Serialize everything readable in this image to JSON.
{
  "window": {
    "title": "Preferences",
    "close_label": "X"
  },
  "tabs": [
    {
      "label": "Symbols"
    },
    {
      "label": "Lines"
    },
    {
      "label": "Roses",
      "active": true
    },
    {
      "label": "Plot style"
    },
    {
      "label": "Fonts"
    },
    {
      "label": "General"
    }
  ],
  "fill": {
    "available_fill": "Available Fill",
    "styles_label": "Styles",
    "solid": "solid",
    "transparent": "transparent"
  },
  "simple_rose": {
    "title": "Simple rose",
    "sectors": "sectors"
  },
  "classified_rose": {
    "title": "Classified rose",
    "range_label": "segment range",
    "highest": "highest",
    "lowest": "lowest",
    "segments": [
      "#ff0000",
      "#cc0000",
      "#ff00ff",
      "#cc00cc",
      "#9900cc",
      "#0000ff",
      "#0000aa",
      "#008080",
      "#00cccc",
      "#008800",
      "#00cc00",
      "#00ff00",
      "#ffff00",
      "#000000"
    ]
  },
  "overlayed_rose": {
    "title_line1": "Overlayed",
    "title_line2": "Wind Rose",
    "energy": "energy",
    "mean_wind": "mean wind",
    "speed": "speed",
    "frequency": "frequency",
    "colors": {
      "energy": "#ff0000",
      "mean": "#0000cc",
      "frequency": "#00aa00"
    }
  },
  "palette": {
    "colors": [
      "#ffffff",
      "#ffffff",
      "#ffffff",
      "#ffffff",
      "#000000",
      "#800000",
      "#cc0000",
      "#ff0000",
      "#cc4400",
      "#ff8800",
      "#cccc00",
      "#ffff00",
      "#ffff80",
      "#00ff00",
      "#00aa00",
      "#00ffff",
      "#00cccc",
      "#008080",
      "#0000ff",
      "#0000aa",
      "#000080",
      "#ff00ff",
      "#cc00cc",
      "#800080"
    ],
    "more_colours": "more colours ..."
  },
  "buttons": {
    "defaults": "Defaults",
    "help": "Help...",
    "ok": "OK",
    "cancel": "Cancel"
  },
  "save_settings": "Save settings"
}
#####
Short problem - Transcribe all lines as written.

Task response -
Serialize everything readable in this image to JSON.
{
  "window": {
    "title": "Preferences",
    "close_label": "X"
  },
  "tabs": [
    {
      "label": "Symbols"
    },
    {
      "label": "Lines"
    },
    {
      "label": "Roses",
      "active": true
    },
    {
      "label": "Plot style"
    },
    {
      "label": "Fonts"
    },
    {
      "label": "General"
    }
  ],
  "fill": {
    "available_fill": "Available Fill",
    "styles_label": "Styles",
    "solid": "solid",
    "transparent": "transparent"
  },
  "simple_rose": {
    "title": "Simple rose",
    "sectors": "sectors"
  },
  "classified_rose": {
    "title": "Classified rose",
    "range_label": "segment range",
    "highest": "highest",
    "lowest": "lowest",
    "segments": [
      "#ff0000",
      "#cc0000",
      "#ff00ff",
      "#cc00cc",
      "#9900cc",
      "#0000ff",
      "#0000aa",
      "#008080",
      "#00cccc",
      "#008800",
      "#00cc00",
      "#00ff00",
      "#ffff00",
      "#000000"
    ]
  },
  "overlayed_rose": {
    "title_line1": "Overlayed",
    "title_line2": "Wind Rose",
    "energy": "energy",
    "mean_wind": "mean wind",
    "speed": "speed",
    "frequency": "frequency",
    "colors": {
      "energy": "#ff0000",
      "mean": "#0000cc",
      "frequency": "#00aa00"
    }
  },
  "palette": {
    "colors": [
      "#ffffff",
      "#ffffff",
      "#ffffff",
      "#ffffff",
      "#000000",
      "#800000",
      "#cc0000",
      "#ff0000",
      "#cc4400",
      "#ff8800",
      "#cccc00",
      "#ffff00",
      "#ffff80",
      "#00ff00",
      "#00aa00",
      "#00ffff",
      "#00cccc",
      "#008080",
      "#0000ff",
      "#0000aa",
      "#000080",
      "#ff00ff",
      "#cc00cc",
      "#800080"
    ],
    "more_colours": "more colours ..."
  },
  "buttons": {
    "defaults": "Defaults",
    "help": "Help...",
    "ok": "OK",
    "cancel": "Cancel"
  },
  "save_settings": "Save settings"
}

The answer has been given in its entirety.